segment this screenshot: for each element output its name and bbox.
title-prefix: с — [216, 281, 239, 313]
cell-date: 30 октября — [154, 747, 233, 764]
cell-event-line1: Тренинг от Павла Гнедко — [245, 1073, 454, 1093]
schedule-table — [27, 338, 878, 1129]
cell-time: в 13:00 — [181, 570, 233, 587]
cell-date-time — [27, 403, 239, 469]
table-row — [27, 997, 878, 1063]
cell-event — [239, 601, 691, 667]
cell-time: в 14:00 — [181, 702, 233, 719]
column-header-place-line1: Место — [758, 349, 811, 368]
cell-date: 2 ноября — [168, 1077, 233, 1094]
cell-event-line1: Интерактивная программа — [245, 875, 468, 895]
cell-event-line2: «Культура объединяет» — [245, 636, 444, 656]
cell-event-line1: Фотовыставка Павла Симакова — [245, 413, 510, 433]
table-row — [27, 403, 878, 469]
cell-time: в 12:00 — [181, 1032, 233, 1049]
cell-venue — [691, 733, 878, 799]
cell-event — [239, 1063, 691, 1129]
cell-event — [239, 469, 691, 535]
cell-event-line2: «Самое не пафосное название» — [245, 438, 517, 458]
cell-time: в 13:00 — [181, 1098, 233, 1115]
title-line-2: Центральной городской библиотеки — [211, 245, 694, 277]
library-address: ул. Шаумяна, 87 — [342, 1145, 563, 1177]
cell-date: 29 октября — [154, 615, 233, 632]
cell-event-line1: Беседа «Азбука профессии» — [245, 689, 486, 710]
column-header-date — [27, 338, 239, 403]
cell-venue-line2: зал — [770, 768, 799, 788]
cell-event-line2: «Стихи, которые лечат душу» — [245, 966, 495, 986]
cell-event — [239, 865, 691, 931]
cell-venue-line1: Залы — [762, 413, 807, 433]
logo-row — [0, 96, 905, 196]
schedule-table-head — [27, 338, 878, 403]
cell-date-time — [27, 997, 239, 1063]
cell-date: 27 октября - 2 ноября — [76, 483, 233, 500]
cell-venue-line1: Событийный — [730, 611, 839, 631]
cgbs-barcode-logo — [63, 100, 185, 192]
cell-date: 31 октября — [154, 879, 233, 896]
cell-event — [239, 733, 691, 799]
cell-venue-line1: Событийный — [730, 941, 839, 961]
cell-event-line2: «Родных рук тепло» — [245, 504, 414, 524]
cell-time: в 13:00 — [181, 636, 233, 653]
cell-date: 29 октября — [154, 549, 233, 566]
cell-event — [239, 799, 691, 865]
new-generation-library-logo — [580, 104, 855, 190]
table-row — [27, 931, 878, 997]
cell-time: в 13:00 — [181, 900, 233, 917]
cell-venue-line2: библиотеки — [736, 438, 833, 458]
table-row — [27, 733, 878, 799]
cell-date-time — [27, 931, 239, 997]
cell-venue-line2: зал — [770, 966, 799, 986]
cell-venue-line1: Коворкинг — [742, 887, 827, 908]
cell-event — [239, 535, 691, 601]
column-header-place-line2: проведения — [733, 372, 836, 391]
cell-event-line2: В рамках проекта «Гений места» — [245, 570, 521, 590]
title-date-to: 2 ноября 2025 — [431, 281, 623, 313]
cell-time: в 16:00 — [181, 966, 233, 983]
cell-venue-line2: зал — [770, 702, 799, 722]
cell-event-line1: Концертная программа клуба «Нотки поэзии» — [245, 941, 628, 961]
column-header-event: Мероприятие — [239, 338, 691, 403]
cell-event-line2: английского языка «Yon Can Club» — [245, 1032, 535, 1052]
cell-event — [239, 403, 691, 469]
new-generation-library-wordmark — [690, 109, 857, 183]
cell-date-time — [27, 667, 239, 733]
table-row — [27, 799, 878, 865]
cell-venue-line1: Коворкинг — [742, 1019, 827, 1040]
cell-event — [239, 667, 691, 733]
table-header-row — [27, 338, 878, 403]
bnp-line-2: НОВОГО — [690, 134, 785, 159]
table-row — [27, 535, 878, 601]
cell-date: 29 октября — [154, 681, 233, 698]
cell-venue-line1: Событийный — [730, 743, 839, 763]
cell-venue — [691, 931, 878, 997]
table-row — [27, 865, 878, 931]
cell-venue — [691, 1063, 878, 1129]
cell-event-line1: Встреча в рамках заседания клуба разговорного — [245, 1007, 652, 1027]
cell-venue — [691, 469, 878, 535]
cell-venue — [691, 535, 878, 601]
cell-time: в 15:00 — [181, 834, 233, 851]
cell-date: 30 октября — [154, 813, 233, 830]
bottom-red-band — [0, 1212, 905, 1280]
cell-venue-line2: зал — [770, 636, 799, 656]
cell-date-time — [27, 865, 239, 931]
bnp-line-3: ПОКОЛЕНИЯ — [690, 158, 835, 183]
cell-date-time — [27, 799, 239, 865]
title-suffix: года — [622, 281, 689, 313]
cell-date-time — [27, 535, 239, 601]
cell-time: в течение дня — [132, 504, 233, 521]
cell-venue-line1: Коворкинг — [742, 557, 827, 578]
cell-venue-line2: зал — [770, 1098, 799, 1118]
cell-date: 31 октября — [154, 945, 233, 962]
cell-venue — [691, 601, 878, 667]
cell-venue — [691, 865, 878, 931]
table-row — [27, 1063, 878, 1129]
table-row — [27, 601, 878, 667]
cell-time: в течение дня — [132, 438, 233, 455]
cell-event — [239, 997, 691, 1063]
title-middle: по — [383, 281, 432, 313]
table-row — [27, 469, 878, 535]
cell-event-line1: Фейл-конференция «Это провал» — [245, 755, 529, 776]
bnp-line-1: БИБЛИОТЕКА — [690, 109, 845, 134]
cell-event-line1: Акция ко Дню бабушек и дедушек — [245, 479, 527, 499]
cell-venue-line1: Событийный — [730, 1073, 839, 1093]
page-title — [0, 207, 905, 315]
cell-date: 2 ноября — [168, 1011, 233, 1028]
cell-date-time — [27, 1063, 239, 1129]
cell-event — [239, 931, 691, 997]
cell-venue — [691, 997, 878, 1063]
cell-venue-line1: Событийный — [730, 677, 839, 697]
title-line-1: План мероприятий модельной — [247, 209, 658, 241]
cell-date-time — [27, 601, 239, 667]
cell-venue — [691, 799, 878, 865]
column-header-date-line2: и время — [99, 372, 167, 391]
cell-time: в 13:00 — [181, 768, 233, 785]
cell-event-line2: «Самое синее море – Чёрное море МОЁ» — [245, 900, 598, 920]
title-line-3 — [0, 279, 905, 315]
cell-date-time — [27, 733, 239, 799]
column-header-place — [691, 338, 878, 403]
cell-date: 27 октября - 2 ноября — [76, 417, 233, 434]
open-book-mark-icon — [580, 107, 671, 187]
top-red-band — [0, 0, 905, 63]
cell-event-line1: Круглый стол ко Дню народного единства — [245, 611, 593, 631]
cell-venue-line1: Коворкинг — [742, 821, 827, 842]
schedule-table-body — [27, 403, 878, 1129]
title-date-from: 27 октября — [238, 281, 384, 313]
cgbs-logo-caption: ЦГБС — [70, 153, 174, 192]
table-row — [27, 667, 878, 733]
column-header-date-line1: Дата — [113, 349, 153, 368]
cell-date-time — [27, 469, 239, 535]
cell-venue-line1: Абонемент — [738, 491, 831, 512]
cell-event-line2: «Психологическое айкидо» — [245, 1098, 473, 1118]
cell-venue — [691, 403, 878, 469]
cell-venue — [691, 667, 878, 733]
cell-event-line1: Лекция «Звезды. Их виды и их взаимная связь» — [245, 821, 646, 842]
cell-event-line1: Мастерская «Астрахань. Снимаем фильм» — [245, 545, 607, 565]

> _Required work_:
Revise the items from the beginning through the line containing "cell-event-line1: Интерактивная программа", replacing "table-row" with "schedule-row" and leaving all else unchanged.

> _Exercise response_:
segment this screenshot: for each element output its name and bbox.
title-prefix: с — [216, 281, 239, 313]
cell-date: 30 октября — [154, 747, 233, 764]
cell-event-line1: Тренинг от Павла Гнедко — [245, 1073, 454, 1093]
schedule-table — [27, 338, 878, 1129]
cell-time: в 13:00 — [181, 570, 233, 587]
cell-date-time — [27, 403, 239, 469]
schedule-row — [27, 997, 878, 1063]
cell-event — [239, 601, 691, 667]
cell-time: в 14:00 — [181, 702, 233, 719]
column-header-place-line1: Место — [758, 349, 811, 368]
cell-date: 2 ноября — [168, 1077, 233, 1094]
cell-event-line1: Интерактивная программа — [245, 875, 468, 895]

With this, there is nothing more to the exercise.